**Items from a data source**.
= = = =
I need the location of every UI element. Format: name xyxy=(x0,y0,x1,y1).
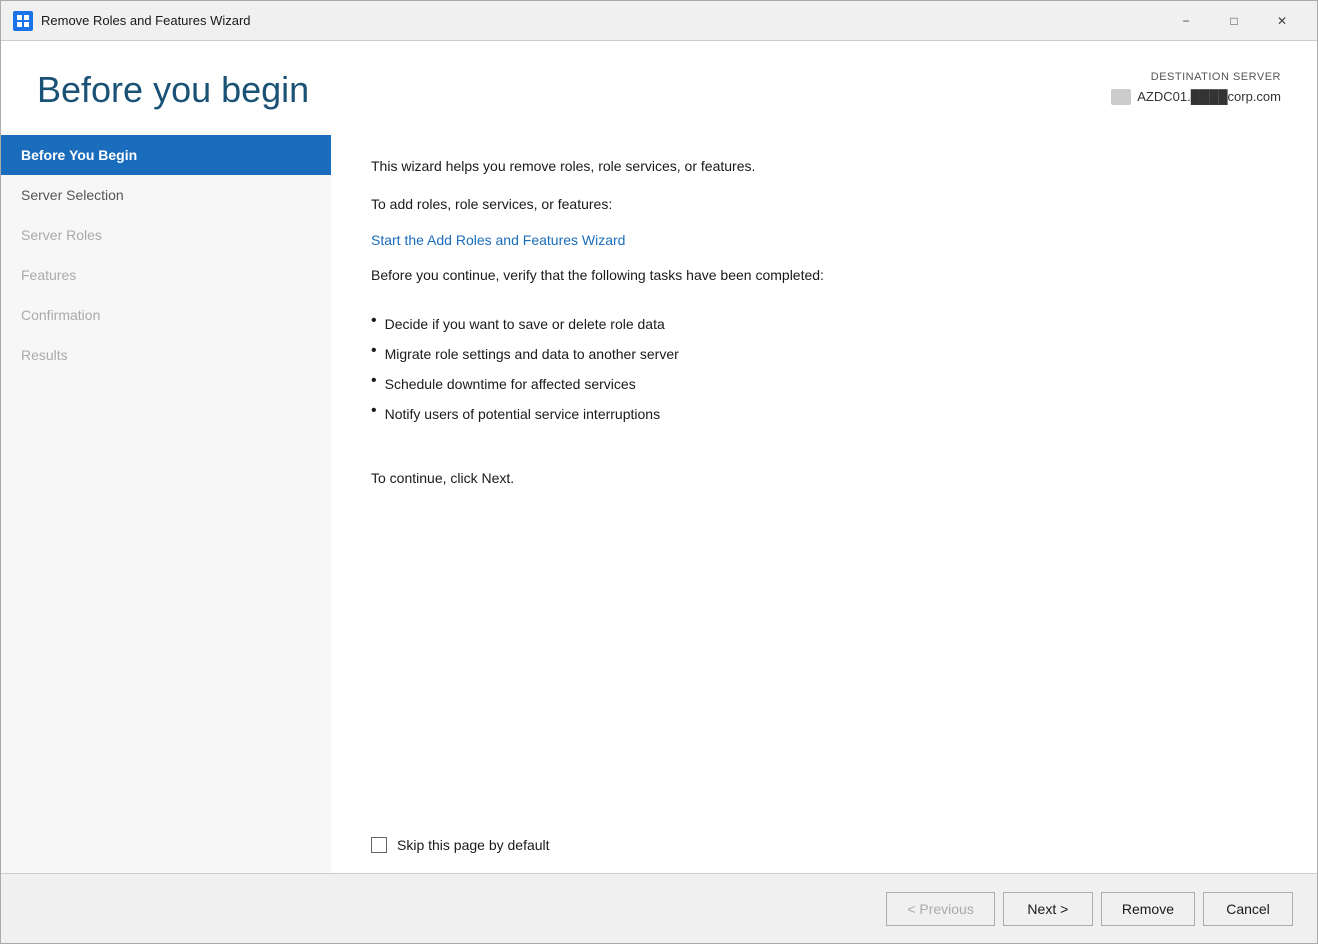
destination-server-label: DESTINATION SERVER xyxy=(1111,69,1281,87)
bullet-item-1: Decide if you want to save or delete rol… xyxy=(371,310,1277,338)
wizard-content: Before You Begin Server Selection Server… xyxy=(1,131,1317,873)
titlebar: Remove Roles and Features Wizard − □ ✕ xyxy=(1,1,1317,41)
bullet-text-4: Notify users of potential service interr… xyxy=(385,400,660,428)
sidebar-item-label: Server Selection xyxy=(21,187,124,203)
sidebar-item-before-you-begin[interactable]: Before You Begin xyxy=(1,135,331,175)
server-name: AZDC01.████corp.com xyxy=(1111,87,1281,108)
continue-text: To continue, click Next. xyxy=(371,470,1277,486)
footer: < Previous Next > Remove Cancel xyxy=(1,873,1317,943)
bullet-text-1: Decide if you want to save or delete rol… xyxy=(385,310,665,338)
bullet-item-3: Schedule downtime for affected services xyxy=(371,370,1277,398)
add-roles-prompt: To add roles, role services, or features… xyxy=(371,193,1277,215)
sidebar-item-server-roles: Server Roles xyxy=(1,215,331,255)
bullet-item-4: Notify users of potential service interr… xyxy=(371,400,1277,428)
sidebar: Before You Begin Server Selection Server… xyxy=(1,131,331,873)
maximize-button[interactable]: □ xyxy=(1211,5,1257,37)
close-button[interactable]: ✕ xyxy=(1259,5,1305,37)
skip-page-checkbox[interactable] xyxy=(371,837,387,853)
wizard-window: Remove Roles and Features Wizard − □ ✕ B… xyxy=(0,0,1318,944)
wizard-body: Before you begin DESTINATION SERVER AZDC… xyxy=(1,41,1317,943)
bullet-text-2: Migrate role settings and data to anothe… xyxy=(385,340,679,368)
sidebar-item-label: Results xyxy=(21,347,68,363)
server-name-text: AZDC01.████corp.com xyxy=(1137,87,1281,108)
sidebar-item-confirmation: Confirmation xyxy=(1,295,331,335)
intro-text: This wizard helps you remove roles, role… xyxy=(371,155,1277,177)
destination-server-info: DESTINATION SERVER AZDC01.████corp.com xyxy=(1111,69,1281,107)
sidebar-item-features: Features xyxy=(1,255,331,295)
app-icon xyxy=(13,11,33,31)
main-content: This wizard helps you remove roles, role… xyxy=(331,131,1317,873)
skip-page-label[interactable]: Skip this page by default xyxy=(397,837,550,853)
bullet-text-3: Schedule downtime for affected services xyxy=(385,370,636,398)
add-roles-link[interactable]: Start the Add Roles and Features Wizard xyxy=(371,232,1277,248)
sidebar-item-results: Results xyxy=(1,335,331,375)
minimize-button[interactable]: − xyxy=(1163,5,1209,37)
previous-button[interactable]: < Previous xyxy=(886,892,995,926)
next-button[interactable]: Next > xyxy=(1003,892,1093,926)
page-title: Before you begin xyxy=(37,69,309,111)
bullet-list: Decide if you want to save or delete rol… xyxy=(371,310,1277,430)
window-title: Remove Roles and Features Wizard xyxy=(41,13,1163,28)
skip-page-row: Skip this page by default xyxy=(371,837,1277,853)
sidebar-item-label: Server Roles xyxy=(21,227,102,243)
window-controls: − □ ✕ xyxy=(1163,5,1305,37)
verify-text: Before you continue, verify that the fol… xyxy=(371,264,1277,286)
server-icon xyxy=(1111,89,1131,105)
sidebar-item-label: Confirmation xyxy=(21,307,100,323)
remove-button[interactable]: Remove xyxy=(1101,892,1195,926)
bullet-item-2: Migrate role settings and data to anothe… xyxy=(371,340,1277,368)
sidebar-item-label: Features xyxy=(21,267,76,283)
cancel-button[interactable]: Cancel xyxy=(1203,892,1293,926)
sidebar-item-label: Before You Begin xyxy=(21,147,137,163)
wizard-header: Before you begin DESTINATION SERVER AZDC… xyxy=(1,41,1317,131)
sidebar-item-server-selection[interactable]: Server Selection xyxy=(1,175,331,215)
= = = =
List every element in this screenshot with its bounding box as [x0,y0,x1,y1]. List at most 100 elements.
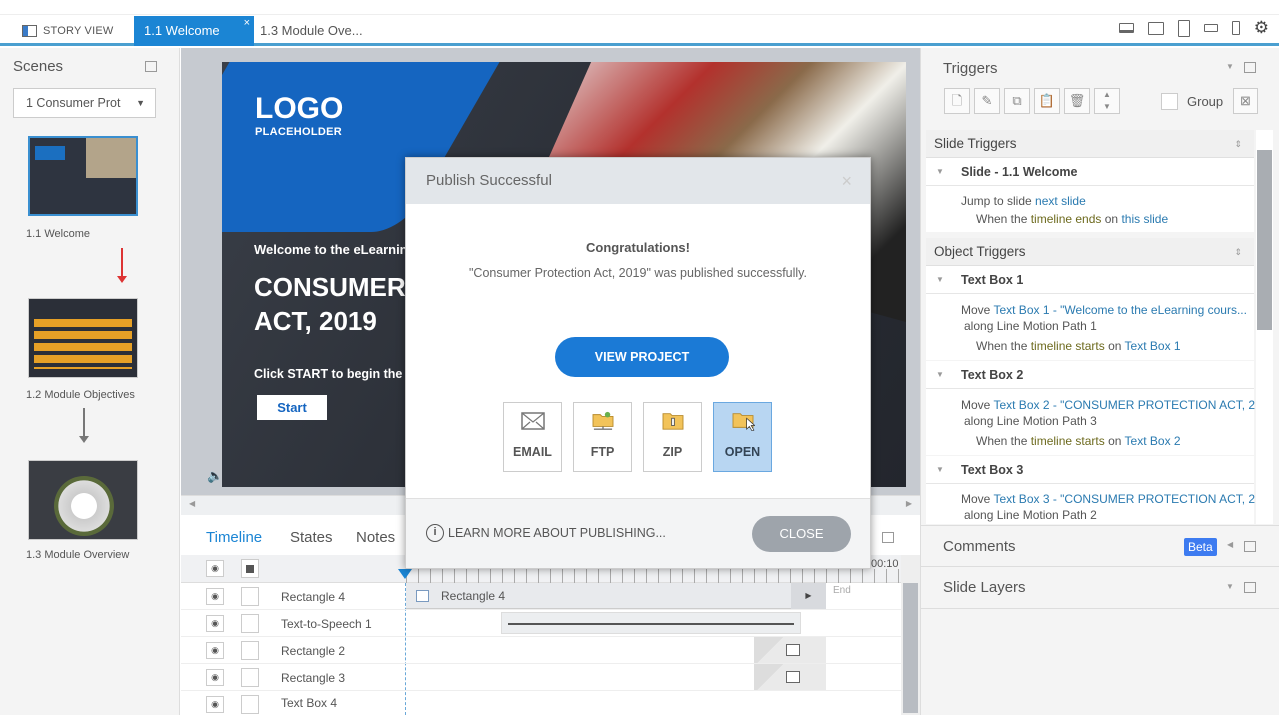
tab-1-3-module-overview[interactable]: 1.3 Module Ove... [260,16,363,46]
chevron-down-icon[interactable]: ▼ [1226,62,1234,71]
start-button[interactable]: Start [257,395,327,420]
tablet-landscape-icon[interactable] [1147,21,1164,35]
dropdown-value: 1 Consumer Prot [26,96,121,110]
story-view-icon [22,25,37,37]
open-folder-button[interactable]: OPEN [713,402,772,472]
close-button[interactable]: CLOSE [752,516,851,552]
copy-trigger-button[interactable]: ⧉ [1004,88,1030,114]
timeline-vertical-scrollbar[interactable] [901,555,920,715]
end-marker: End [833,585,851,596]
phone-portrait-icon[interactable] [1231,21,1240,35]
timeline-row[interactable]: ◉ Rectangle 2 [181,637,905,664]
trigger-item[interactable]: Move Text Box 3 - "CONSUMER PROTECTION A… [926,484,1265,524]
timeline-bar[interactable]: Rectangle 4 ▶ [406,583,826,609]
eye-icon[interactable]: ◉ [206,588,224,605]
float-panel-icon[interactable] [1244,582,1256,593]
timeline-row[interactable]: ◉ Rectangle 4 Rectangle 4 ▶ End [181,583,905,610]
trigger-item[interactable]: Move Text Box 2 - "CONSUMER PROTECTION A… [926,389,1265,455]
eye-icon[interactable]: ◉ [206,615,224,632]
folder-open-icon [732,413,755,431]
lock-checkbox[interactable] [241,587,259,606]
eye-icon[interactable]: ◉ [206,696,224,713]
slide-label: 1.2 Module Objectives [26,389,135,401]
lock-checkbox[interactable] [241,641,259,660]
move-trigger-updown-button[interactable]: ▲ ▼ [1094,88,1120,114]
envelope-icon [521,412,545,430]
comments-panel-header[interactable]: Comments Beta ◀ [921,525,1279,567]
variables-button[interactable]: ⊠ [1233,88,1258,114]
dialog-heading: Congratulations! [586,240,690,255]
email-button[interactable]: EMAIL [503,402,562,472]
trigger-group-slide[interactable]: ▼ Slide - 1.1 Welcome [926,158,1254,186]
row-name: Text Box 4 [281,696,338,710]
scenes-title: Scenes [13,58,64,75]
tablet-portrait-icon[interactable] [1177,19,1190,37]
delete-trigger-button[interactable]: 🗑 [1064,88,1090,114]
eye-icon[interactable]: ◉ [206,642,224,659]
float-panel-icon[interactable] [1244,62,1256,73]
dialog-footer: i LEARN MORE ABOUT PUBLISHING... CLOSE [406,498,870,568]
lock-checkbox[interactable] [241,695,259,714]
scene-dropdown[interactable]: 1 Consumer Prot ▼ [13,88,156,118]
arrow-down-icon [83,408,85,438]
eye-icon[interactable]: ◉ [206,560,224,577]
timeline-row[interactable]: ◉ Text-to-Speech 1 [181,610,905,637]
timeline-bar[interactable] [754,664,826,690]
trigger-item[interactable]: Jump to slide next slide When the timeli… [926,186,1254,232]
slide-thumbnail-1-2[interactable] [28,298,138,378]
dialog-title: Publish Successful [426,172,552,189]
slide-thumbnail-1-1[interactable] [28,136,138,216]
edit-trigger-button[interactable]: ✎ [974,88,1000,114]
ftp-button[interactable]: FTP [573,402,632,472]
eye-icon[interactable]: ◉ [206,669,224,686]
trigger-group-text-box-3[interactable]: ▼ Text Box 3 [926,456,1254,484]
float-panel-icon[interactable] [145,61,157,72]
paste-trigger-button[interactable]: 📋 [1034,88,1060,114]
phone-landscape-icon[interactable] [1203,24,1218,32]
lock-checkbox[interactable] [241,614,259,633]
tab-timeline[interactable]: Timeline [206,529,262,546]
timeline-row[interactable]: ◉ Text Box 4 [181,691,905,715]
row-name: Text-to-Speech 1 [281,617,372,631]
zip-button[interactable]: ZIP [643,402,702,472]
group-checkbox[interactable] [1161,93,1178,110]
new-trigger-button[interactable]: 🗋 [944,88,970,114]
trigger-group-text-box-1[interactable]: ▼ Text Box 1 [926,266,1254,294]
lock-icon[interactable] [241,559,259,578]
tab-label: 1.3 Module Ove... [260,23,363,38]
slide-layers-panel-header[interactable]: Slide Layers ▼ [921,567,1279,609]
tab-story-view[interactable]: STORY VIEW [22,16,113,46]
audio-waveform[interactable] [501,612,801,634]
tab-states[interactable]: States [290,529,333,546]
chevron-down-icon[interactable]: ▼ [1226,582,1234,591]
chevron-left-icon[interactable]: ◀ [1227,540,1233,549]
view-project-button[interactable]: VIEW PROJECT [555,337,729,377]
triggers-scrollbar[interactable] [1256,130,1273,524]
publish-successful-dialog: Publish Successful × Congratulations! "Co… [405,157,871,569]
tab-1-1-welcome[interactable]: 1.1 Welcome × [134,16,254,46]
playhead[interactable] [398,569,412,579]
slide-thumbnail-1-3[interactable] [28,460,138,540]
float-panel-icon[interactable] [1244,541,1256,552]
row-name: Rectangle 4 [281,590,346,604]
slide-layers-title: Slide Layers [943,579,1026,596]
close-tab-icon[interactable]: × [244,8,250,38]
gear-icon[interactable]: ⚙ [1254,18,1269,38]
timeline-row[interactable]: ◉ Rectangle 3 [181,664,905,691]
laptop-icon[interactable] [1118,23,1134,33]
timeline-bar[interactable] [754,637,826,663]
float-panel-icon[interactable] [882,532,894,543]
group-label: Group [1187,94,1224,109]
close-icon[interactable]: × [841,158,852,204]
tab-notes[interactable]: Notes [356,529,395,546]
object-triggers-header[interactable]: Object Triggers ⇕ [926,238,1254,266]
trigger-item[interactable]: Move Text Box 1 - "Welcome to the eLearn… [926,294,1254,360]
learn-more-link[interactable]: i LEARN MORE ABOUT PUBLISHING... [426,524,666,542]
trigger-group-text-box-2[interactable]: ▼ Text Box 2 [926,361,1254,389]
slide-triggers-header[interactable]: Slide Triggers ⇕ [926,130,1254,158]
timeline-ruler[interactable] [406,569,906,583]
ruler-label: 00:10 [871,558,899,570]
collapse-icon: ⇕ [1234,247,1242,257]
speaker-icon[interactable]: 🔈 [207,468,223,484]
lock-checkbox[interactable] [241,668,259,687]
= = = =
**WHAT THE TASK REQUIRES**. Can you give the lines in the entries above as a numbered list, beginning at the line that contains "tab-1-3-module-overview[interactable]: 1.3 Module" and stopping after the line that contains "timeline-bar[interactable]: Rectangle 4", with blank lines left out?

**EXPECTED ANSWER**.
1. tab-1-3-module-overview[interactable]: 1.3 Module Ove... [260,16,363,46]
2. chevron-down-icon[interactable]: ▼ [1226,62,1234,71]
3. start-button[interactable]: Start [257,395,327,420]
4. tablet-landscape-icon[interactable] [1147,21,1164,35]
5. dropdown-value: 1 Consumer Prot [26,96,121,110]
6. story-view-icon [22,25,37,37]
7. open-folder-button[interactable]: OPEN [713,402,772,472]
8. close-button[interactable]: CLOSE [752,516,851,552]
9. copy-trigger-button[interactable]: ⧉ [1004,88,1030,114]
10. timeline-vertical-scrollbar[interactable] [901,555,920,715]
11. end-marker: End [833,585,851,596]
12. phone-portrait-icon[interactable] [1231,21,1240,35]
13. timeline-row[interactable]: ◉ Rectangle 2 [181,637,905,664]
14. trigger-item[interactable]: Move Text Box 3 - "CONSUMER PROTECTION A… [926,484,1265,524]
15. timeline-bar[interactable]: Rectangle 4 ▶ [406,583,826,609]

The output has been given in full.